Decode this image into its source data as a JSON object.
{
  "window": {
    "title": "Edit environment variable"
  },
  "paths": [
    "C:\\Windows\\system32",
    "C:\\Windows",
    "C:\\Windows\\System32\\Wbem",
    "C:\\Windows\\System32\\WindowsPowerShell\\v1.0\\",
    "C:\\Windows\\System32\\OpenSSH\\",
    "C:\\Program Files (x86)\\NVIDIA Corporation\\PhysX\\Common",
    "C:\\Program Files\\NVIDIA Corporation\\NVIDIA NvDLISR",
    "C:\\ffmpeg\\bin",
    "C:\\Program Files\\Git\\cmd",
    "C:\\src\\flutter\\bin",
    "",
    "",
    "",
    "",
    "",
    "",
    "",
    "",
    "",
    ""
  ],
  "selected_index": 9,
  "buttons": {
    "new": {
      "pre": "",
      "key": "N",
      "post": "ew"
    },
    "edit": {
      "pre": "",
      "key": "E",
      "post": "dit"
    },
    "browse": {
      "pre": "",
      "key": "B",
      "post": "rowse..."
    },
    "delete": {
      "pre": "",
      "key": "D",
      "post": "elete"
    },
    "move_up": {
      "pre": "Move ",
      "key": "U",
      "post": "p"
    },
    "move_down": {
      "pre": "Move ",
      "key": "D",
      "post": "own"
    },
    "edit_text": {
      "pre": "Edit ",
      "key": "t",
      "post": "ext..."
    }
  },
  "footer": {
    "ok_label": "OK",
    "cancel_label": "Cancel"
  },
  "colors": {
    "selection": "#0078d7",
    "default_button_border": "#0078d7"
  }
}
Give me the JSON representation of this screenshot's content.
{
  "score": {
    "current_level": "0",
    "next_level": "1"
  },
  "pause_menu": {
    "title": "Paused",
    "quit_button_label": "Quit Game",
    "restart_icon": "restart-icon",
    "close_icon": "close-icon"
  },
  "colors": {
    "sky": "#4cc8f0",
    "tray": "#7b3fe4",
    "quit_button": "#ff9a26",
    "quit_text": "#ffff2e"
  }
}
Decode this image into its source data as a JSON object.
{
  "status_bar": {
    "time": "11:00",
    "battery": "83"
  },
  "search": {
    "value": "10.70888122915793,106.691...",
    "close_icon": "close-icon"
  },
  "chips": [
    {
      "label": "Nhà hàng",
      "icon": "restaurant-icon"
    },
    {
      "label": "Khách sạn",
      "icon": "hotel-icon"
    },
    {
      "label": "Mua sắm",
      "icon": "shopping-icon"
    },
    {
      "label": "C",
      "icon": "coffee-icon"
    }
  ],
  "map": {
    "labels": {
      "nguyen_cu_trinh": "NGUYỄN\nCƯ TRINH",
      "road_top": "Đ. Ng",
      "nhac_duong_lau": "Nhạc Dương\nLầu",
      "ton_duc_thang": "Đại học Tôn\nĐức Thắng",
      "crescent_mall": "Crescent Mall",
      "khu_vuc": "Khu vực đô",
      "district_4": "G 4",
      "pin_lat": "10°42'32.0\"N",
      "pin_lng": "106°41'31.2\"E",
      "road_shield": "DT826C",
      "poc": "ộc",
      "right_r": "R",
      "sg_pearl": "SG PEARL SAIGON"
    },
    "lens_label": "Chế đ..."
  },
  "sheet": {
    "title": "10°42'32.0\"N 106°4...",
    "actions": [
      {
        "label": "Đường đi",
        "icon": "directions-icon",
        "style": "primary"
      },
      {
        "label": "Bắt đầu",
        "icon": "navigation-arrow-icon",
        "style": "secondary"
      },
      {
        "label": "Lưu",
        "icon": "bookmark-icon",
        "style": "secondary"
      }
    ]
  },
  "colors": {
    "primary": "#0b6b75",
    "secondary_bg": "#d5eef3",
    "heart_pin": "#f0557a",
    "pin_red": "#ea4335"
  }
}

### Instructions for the task
From the listing above, reproduce all the lines exactly.

### Correct answer
Decode this image into its source data as a JSON object.
{
  "window": {
    "title": "Edit environment variable"
  },
  "paths": [
    "C:\\Windows\\system32",
    "C:\\Windows",
    "C:\\Windows\\System32\\Wbem",
    "C:\\Windows\\System32\\WindowsPowerShell\\v1.0\\",
    "C:\\Windows\\System32\\OpenSSH\\",
    "C:\\Program Files (x86)\\NVIDIA Corporation\\PhysX\\Common",
    "C:\\Program Files\\NVIDIA Corporation\\NVIDIA NvDLISR",
    "C:\\ffmpeg\\bin",
    "C:\\Program Files\\Git\\cmd",
    "C:\\src\\flutter\\bin",
    "",
    "",
    "",
    "",
    "",
    "",
    "",
    "",
    "",
    ""
  ],
  "selected_index": 9,
  "buttons": {
    "new": {
      "pre": "",
      "key": "N",
      "post": "ew"
    },
    "edit": {
      "pre": "",
      "key": "E",
      "post": "dit"
    },
    "browse": {
      "pre": "",
      "key": "B",
      "post": "rowse..."
    },
    "delete": {
      "pre": "",
      "key": "D",
      "post": "elete"
    },
    "move_up": {
      "pre": "Move ",
      "key": "U",
      "post": "p"
    },
    "move_down": {
      "pre": "Move ",
      "key": "D",
      "post": "own"
    },
    "edit_text": {
      "pre": "Edit ",
      "key": "t",
      "post": "ext..."
    }
  },
  "footer": {
    "ok_label": "OK",
    "cancel_label": "Cancel"
  },
  "colors": {
    "selection": "#0078d7",
    "default_button_border": "#0078d7"
  }
}
Give me the JSON representation of this screenshot's content.
{
  "score": {
    "current_level": "0",
    "next_level": "1"
  },
  "pause_menu": {
    "title": "Paused",
    "quit_button_label": "Quit Game",
    "restart_icon": "restart-icon",
    "close_icon": "close-icon"
  },
  "colors": {
    "sky": "#4cc8f0",
    "tray": "#7b3fe4",
    "quit_button": "#ff9a26",
    "quit_text": "#ffff2e"
  }
}
Decode this image into its source data as a JSON object.
{
  "status_bar": {
    "time": "11:00",
    "battery": "83"
  },
  "search": {
    "value": "10.70888122915793,106.691...",
    "close_icon": "close-icon"
  },
  "chips": [
    {
      "label": "Nhà hàng",
      "icon": "restaurant-icon"
    },
    {
      "label": "Khách sạn",
      "icon": "hotel-icon"
    },
    {
      "label": "Mua sắm",
      "icon": "shopping-icon"
    },
    {
      "label": "C",
      "icon": "coffee-icon"
    }
  ],
  "map": {
    "labels": {
      "nguyen_cu_trinh": "NGUYỄN\nCƯ TRINH",
      "road_top": "Đ. Ng",
      "nhac_duong_lau": "Nhạc Dương\nLầu",
      "ton_duc_thang": "Đại học Tôn\nĐức Thắng",
      "crescent_mall": "Crescent Mall",
      "khu_vuc": "Khu vực đô",
      "district_4": "G 4",
      "pin_lat": "10°42'32.0\"N",
      "pin_lng": "106°41'31.2\"E",
      "road_shield": "DT826C",
      "poc": "ộc",
      "right_r": "R",
      "sg_pearl": "SG PEARL SAIGON"
    },
    "lens_label": "Chế đ..."
  },
  "sheet": {
    "title": "10°42'32.0\"N 106°4...",
    "actions": [
      {
        "label": "Đường đi",
        "icon": "directions-icon",
        "style": "primary"
      },
      {
        "label": "Bắt đầu",
        "icon": "navigation-arrow-icon",
        "style": "secondary"
      },
      {
        "label": "Lưu",
        "icon": "bookmark-icon",
        "style": "secondary"
      }
    ]
  },
  "colors": {
    "primary": "#0b6b75",
    "secondary_bg": "#d5eef3",
    "heart_pin": "#f0557a",
    "pin_red": "#ea4335"
  }
}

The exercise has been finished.